§ **EXERCISE REQUIREMENTS**
Give back the entire listing verbatim.

◇ ◇ ◇ ◇

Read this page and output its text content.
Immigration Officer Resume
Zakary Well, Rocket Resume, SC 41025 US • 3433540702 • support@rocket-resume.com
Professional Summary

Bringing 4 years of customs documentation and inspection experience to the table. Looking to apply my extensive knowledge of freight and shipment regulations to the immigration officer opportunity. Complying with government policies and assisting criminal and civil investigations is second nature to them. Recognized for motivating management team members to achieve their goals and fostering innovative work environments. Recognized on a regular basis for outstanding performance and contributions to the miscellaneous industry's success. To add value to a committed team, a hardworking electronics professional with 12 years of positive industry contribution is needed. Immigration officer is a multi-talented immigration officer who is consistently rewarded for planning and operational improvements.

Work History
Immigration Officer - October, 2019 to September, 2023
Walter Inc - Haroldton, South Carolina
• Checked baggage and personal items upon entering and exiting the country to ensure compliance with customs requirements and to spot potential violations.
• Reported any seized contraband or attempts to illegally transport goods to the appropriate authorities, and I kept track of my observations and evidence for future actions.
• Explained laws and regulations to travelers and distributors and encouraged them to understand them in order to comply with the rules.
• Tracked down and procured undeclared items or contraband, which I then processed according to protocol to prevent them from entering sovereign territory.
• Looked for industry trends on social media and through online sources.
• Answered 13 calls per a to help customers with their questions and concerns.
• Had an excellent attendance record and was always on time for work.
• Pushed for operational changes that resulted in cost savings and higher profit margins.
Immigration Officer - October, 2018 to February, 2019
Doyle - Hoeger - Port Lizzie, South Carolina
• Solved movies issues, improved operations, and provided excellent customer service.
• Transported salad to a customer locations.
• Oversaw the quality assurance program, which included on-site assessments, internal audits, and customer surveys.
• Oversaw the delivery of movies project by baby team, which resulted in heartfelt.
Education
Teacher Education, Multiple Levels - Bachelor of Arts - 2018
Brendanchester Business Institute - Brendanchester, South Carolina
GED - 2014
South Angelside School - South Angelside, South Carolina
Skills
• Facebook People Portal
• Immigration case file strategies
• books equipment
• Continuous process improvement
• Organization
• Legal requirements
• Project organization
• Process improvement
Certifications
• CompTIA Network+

◇ ◇ ◇ ◇

§ **EXERCISE OUTPUT**
Read this page and output its text content.
Immigration Officer Resume
Zakary Well, Rocket Resume, SC 41025 US • 3433540702 • support@rocket-resume.com
Professional Summary

Bringing 4 years of customs documentation and inspection experience to the table. Looking to apply my extensive knowledge of freight and shipment regulations to the immigration officer opportunity. Complying with government policies and assisting criminal and civil investigations is second nature to them. Recognized for motivating management team members to achieve their goals and fostering innovative work environments. Recognized on a regular basis for outstanding performance and contributions to the miscellaneous industry's success. To add value to a committed team, a hardworking electronics professional with 12 years of positive industry contribution is needed. Immigration officer is a multi-talented immigration officer who is consistently rewarded for planning and operational improvements.

Work History
Immigration Officer - October, 2019 to September, 2023
Walter Inc - Haroldton, South Carolina
• Checked baggage and personal items upon entering and exiting the country to ensure compliance with customs requirements and to spot potential violations.
• Reported any seized contraband or attempts to illegally transport goods to the appropriate authorities, and I kept track of my observations and evidence for future actions.
• Explained laws and regulations to travelers and distributors and encouraged them to understand them in order to comply with the rules.
• Tracked down and procured undeclared items or contraband, which I then processed according to protocol to prevent them from entering sovereign territory.
• Looked for industry trends on social media and through online sources.
• Answered 13 calls per a to help customers with their questions and concerns.
• Had an excellent attendance record and was always on time for work.
• Pushed for operational changes that resulted in cost savings and higher profit margins.
Immigration Officer - October, 2018 to February, 2019
Doyle - Hoeger - Port Lizzie, South Carolina
• Solved movies issues, improved operations, and provided excellent customer service.
• Transported salad to a customer locations.
• Oversaw the quality assurance program, which included on-site assessments, internal audits, and customer surveys.
• Oversaw the delivery of movies project by baby team, which resulted in heartfelt.
Education
Teacher Education, Multiple Levels - Bachelor of Arts - 2018
Brendanchester Business Institute - Brendanchester, South Carolina
GED - 2014
South Angelside School - South Angelside, South Carolina
Skills
• Facebook People Portal
• Immigration case file strategies
• books equipment
• Continuous process improvement
• Organization
• Legal requirements
• Project organization
• Process improvement
Certifications
• CompTIA Network+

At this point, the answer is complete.